▶ **Given task**: Here are some records. Copy each one exactly.

▶ **The data**:

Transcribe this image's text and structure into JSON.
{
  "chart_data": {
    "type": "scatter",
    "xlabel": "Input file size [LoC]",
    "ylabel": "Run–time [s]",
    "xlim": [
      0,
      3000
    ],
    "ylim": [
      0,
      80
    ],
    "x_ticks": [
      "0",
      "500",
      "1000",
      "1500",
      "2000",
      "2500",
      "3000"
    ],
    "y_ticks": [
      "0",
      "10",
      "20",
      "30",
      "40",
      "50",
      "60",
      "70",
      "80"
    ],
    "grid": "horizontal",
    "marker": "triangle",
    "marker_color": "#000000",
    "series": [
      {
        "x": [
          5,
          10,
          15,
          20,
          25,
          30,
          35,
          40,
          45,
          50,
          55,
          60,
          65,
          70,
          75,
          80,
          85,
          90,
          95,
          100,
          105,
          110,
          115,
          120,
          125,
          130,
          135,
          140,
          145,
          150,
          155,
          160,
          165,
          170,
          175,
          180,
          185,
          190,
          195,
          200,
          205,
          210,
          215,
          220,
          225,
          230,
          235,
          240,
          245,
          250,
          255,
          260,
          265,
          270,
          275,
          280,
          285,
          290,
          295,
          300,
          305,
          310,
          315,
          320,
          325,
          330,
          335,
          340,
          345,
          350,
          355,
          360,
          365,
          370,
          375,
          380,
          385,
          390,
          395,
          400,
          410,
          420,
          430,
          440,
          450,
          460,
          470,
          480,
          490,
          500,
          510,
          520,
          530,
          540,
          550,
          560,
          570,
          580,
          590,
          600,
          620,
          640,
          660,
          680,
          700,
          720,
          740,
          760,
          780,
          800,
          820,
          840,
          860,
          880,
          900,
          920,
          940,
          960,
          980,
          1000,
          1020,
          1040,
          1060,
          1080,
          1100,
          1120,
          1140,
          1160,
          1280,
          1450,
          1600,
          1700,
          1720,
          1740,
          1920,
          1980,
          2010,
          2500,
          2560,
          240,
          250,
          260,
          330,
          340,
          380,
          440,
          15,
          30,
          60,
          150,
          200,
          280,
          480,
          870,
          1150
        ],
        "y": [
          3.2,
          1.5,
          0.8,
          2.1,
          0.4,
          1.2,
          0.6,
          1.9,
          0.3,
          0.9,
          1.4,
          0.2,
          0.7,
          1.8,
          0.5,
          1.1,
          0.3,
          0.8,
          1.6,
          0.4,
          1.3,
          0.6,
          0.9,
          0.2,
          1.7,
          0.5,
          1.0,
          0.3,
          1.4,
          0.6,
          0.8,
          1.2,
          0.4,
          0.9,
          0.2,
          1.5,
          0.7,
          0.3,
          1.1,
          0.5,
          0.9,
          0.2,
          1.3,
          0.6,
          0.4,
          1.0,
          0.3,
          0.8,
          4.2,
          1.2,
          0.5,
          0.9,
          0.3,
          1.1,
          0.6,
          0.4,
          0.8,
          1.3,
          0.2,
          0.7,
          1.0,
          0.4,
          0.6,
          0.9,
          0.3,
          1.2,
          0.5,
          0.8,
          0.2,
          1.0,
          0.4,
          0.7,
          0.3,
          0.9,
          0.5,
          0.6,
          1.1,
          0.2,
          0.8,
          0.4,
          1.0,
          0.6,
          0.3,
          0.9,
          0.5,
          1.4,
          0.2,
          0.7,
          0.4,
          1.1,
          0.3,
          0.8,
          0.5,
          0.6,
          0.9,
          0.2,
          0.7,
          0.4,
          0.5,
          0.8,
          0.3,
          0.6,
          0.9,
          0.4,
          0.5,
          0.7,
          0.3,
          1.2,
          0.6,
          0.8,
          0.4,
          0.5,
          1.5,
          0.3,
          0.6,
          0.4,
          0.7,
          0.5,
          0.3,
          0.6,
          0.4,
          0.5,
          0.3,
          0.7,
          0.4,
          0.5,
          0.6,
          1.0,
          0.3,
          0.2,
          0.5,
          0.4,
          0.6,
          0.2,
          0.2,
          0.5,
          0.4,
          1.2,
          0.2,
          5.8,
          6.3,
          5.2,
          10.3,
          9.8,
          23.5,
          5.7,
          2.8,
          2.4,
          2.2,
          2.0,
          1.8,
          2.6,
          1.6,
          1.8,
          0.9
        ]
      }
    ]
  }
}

▶ **Answer for the task**:
Transcribe this image's text and structure into JSON.
{
  "chart_data": {
    "type": "scatter",
    "xlabel": "Input file size [LoC]",
    "ylabel": "Run–time [s]",
    "xlim": [
      0,
      3000
    ],
    "ylim": [
      0,
      80
    ],
    "x_ticks": [
      "0",
      "500",
      "1000",
      "1500",
      "2000",
      "2500",
      "3000"
    ],
    "y_ticks": [
      "0",
      "10",
      "20",
      "30",
      "40",
      "50",
      "60",
      "70",
      "80"
    ],
    "grid": "horizontal",
    "marker": "triangle",
    "marker_color": "#000000",
    "series": [
      {
        "x": [
          5,
          10,
          15,
          20,
          25,
          30,
          35,
          40,
          45,
          50,
          55,
          60,
          65,
          70,
          75,
          80,
          85,
          90,
          95,
          100,
          105,
          110,
          115,
          120,
          125,
          130,
          135,
          140,
          145,
          150,
          155,
          160,
          165,
          170,
          175,
          180,
          185,
          190,
          195,
          200,
          205,
          210,
          215,
          220,
          225,
          230,
          235,
          240,
          245,
          250,
          255,
          260,
          265,
          270,
          275,
          280,
          285,
          290,
          295,
          300,
          305,
          310,
          315,
          320,
          325,
          330,
          335,
          340,
          345,
          350,
          355,
          360,
          365,
          370,
          375,
          380,
          385,
          390,
          395,
          400,
          410,
          420,
          430,
          440,
          450,
          460,
          470,
          480,
          490,
          500,
          510,
          520,
          530,
          540,
          550,
          560,
          570,
          580,
          590,
          600,
          620,
          640,
          660,
          680,
          700,
          720,
          740,
          760,
          780,
          800,
          820,
          840,
          860,
          880,
          900,
          920,
          940,
          960,
          980,
          1000,
          1020,
          1040,
          1060,
          1080,
          1100,
          1120,
          1140,
          1160,
          1280,
          1450,
          1600,
          1700,
          1720,
          1740,
          1920,
          1980,
          2010,
          2500,
          2560,
          240,
          250,
          260,
          330,
          340,
          380,
          440,
          15,
          30,
          60,
          150,
          200,
          280,
          480,
          870,
          1150
        ],
        "y": [
          3.2,
          1.5,
          0.8,
          2.1,
          0.4,
          1.2,
          0.6,
          1.9,
          0.3,
          0.9,
          1.4,
          0.2,
          0.7,
          1.8,
          0.5,
          1.1,
          0.3,
          0.8,
          1.6,
          0.4,
          1.3,
          0.6,
          0.9,
          0.2,
          1.7,
          0.5,
          1.0,
          0.3,
          1.4,
          0.6,
          0.8,
          1.2,
          0.4,
          0.9,
          0.2,
          1.5,
          0.7,
          0.3,
          1.1,
          0.5,
          0.9,
          0.2,
          1.3,
          0.6,
          0.4,
          1.0,
          0.3,
          0.8,
          4.2,
          1.2,
          0.5,
          0.9,
          0.3,
          1.1,
          0.6,
          0.4,
          0.8,
          1.3,
          0.2,
          0.7,
          1.0,
          0.4,
          0.6,
          0.9,
          0.3,
          1.2,
          0.5,
          0.8,
          0.2,
          1.0,
          0.4,
          0.7,
          0.3,
          0.9,
          0.5,
          0.6,
          1.1,
          0.2,
          0.8,
          0.4,
          1.0,
          0.6,
          0.3,
          0.9,
          0.5,
          1.4,
          0.2,
          0.7,
          0.4,
          1.1,
          0.3,
          0.8,
          0.5,
          0.6,
          0.9,
          0.2,
          0.7,
          0.4,
          0.5,
          0.8,
          0.3,
          0.6,
          0.9,
          0.4,
          0.5,
          0.7,
          0.3,
          1.2,
          0.6,
          0.8,
          0.4,
          0.5,
          1.5,
          0.3,
          0.6,
          0.4,
          0.7,
          0.5,
          0.3,
          0.6,
          0.4,
          0.5,
          0.3,
          0.7,
          0.4,
          0.5,
          0.6,
          1.0,
          0.3,
          0.2,
          0.5,
          0.4,
          0.6,
          0.2,
          0.2,
          0.5,
          0.4,
          1.2,
          0.2,
          5.8,
          6.3,
          5.2,
          10.3,
          9.8,
          23.5,
          5.7,
          2.8,
          2.4,
          2.2,
          2.0,
          1.8,
          2.6,
          1.6,
          1.8,
          0.9
        ]
      }
    ]
  }
}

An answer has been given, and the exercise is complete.